→ Do this
In the data below, find every line with the string "generated" and pull it out.

→ Given data

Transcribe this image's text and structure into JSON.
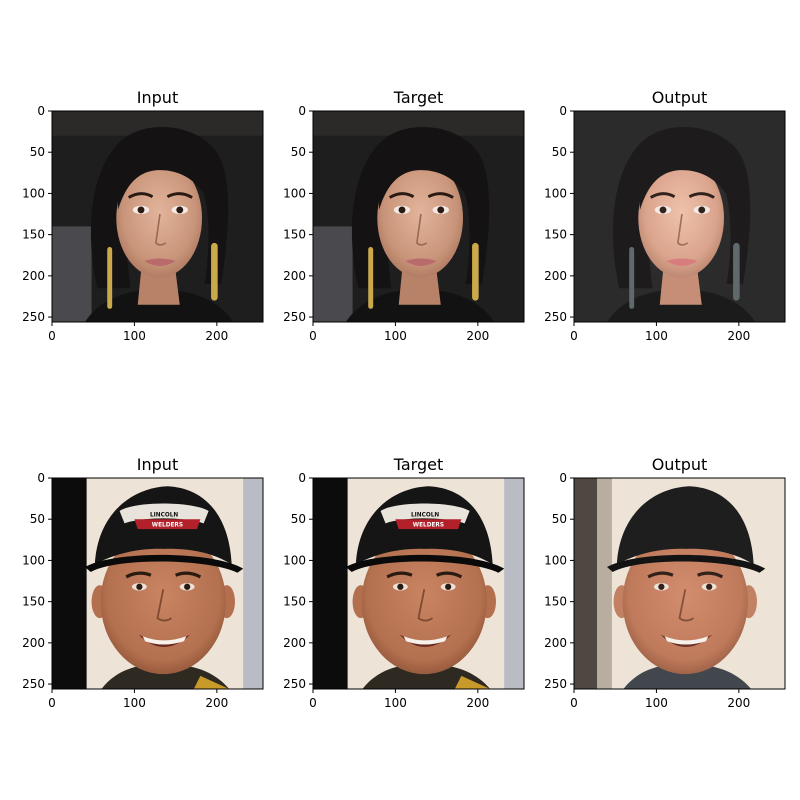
{
  "figure": {
    "panels": [
      {
        "title": "Input",
        "row": 0,
        "col": 0,
        "subject": "woman-with-earrings",
        "variant": "photo"
      },
      {
        "title": "Target",
        "row": 0,
        "col": 1,
        "subject": "woman-with-earrings",
        "variant": "photo"
      },
      {
        "title": "Output",
        "row": 0,
        "col": 2,
        "subject": "woman-with-earrings",
        "variant": "generated"
      },
      {
        "title": "Input",
        "row": 1,
        "col": 0,
        "subject": "man-in-cap",
        "variant": "photo",
        "cap_text": "LINCOLN",
        "cap_text2": "WELDERS"
      },
      {
        "title": "Target",
        "row": 1,
        "col": 1,
        "subject": "man-in-cap",
        "variant": "photo",
        "cap_text": "LINCOLN",
        "cap_text2": "WELDERS"
      },
      {
        "title": "Output",
        "row": 1,
        "col": 2,
        "subject": "man-in-cap",
        "variant": "generated",
        "cap_text": "",
        "cap_text2": ""
      }
    ],
    "x_ticks": [
      0,
      100,
      200
    ],
    "y_ticks": [
      0,
      50,
      100,
      150,
      200,
      250
    ],
    "axis_range": [
      0,
      256
    ]
  },
  "colors": {
    "skin": "#c9957a",
    "skin_man": "#b4714f",
    "hair": "#141212",
    "bg_dark": "#1e1e1e",
    "bg_light": "#ede3d6",
    "cap": "#151515",
    "cap_patch": "#b2202a"
  }
}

→ Response
        "variant": "generated"
        "variant": "generated",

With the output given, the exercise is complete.